> [Texto para leitura]:
+++++

REPEM – Uma das formas mais sutis de transmitir discriminação é através da língua, pois esta nada mais é que o reflexo de valores, do pensamento, da sociedade que a cria e utiliza. Isso torna patente a necessidade e a urgência de fomentar o uso de uma linguagem inclusiva para ambos os sexos nas instituições públicas, evitar a confusão, negação ou ambigüidade; é isso que iremos aprofundando ao longo destas páginas.

Nada do que dizemos em cada momento de nossa vida é neutro: todas as palavras têm uma leitura de gênero. Assim, a língua não só reflete, mas também transmite e reforça os estereótipos e papéis considerados adequados para mulheres e homens em uma sociedade. Pensemos naquilo que tenta transmitir frases cotidianas como “ser velha é o último”, “os filhos são os que as mães fizeram deles”, “em briga de marido e mulher não se mete a colher”, “mulher que muito aprende, não tem marido que a agüente”.

Existe um uso sexista da língua na expressão oral e escrita (nas conversações informais e nos documentos oficiais) que transmite e reforça as relações assimétricas, hierárquicas e não equitativas que se dão entre os sexos em cada sociedade e que é utilizado em todos os seus âmbitos. Dentro deles queremos destacar o administrativo, uma vez que não é uma prática habitual contemplar e incluir em seus documentos um uso adequado da linguagem.

+++++

> [Objetivo]: Repita sem alterações o trecho do texto sobre linguagem sexista que vai de "Existe um uso" até "adequado da linguagem.". A listagem não tem relação com o texto sobre linguagem sexista.

> [Material coletado]:
+++++

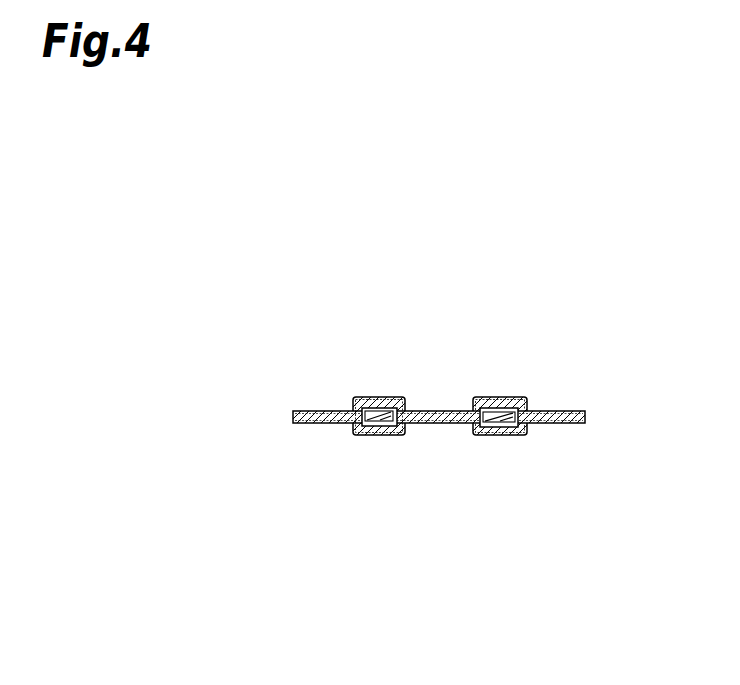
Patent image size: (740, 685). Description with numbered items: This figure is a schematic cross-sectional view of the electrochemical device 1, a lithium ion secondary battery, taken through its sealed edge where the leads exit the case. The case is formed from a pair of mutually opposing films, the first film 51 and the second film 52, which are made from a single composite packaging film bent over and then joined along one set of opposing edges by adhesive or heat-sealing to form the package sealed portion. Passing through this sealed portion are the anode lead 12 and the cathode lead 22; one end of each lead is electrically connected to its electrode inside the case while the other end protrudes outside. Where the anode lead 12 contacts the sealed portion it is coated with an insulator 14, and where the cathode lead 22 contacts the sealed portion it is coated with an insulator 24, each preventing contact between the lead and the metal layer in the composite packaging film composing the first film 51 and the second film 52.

+++++

> [Resposta abaixo]:
Existe um uso sexista da língua na expressão oral e escrita (nas conversações informais e nos documentos oficiais) que transmite e reforça as relações assimétricas, hierárquicas e não equitativas que se dão entre os sexos em cada sociedade e que é utilizado em todos os seus âmbitos. Dentro deles queremos destacar o administrativo, uma vez que não é uma prática habitual contemplar e incluir em seus documentos um uso adequado da linguagem.